§ Work to do: All records are to be retyped faithfully and completely.

§ Data shown:

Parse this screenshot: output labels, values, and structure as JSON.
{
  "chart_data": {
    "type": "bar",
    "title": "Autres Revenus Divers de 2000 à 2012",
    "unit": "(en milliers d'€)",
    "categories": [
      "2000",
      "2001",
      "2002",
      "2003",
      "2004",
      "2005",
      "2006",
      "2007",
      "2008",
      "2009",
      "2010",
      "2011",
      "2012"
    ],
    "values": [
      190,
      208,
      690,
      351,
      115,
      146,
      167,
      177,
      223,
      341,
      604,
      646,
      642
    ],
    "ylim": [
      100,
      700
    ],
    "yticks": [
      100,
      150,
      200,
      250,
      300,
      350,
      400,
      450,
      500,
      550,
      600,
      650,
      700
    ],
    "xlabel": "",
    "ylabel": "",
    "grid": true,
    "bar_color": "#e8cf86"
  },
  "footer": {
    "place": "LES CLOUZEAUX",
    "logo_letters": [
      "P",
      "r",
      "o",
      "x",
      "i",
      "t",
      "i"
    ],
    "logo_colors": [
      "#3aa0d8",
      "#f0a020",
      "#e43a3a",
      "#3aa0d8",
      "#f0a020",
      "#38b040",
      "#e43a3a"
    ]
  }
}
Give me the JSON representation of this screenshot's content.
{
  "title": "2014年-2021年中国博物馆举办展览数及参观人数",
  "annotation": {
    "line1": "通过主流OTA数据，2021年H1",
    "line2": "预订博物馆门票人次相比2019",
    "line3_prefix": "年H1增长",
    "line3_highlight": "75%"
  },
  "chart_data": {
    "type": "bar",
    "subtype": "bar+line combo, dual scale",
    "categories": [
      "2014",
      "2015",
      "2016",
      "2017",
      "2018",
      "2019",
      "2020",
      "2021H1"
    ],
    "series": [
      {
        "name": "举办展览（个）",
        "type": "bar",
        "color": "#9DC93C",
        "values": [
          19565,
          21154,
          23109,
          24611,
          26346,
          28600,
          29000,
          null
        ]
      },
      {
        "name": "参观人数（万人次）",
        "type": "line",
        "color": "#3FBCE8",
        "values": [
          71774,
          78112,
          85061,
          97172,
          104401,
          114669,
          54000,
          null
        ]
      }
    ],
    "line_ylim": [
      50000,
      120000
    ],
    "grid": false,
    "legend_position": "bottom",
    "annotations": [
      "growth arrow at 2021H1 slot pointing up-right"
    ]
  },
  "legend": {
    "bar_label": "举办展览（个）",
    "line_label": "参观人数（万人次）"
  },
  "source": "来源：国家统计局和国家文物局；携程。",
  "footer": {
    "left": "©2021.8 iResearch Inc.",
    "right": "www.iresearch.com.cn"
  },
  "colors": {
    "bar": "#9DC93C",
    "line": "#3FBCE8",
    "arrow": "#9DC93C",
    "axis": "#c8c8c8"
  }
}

§ Task solution:
Parse this screenshot: output labels, values, and structure as JSON.
{
  "chart_data": {
    "type": "bar",
    "title": "Autres Revenus Divers de 2000 à 2012",
    "unit": "(en milliers d'€)",
    "categories": [
      "2000",
      "2001",
      "2002",
      "2003",
      "2004",
      "2005",
      "2006",
      "2007",
      "2008",
      "2009",
      "2010",
      "2011",
      "2012"
    ],
    "values": [
      190,
      208,
      690,
      351,
      115,
      146,
      167,
      177,
      223,
      341,
      604,
      646,
      642
    ],
    "ylim": [
      100,
      700
    ],
    "yticks": [
      100,
      150,
      200,
      250,
      300,
      350,
      400,
      450,
      500,
      550,
      600,
      650,
      700
    ],
    "xlabel": "",
    "ylabel": "",
    "grid": true,
    "bar_color": "#e8cf86"
  },
  "footer": {
    "place": "LES CLOUZEAUX",
    "logo_letters": [
      "P",
      "r",
      "o",
      "x",
      "i",
      "t",
      "i"
    ],
    "logo_colors": [
      "#3aa0d8",
      "#f0a020",
      "#e43a3a",
      "#3aa0d8",
      "#f0a020",
      "#38b040",
      "#e43a3a"
    ]
  }
}
Give me the JSON representation of this screenshot's content.
{
  "title": "2014年-2021年中国博物馆举办展览数及参观人数",
  "annotation": {
    "line1": "通过主流OTA数据，2021年H1",
    "line2": "预订博物馆门票人次相比2019",
    "line3_prefix": "年H1增长",
    "line3_highlight": "75%"
  },
  "chart_data": {
    "type": "bar",
    "subtype": "bar+line combo, dual scale",
    "categories": [
      "2014",
      "2015",
      "2016",
      "2017",
      "2018",
      "2019",
      "2020",
      "2021H1"
    ],
    "series": [
      {
        "name": "举办展览（个）",
        "type": "bar",
        "color": "#9DC93C",
        "values": [
          19565,
          21154,
          23109,
          24611,
          26346,
          28600,
          29000,
          null
        ]
      },
      {
        "name": "参观人数（万人次）",
        "type": "line",
        "color": "#3FBCE8",
        "values": [
          71774,
          78112,
          85061,
          97172,
          104401,
          114669,
          54000,
          null
        ]
      }
    ],
    "line_ylim": [
      50000,
      120000
    ],
    "grid": false,
    "legend_position": "bottom",
    "annotations": [
      "growth arrow at 2021H1 slot pointing up-right"
    ]
  },
  "legend": {
    "bar_label": "举办展览（个）",
    "line_label": "参观人数（万人次）"
  },
  "source": "来源：国家统计局和国家文物局；携程。",
  "footer": {
    "left": "©2021.8 iResearch Inc.",
    "right": "www.iresearch.com.cn"
  },
  "colors": {
    "bar": "#9DC93C",
    "line": "#3FBCE8",
    "arrow": "#9DC93C",
    "axis": "#c8c8c8"
  }
}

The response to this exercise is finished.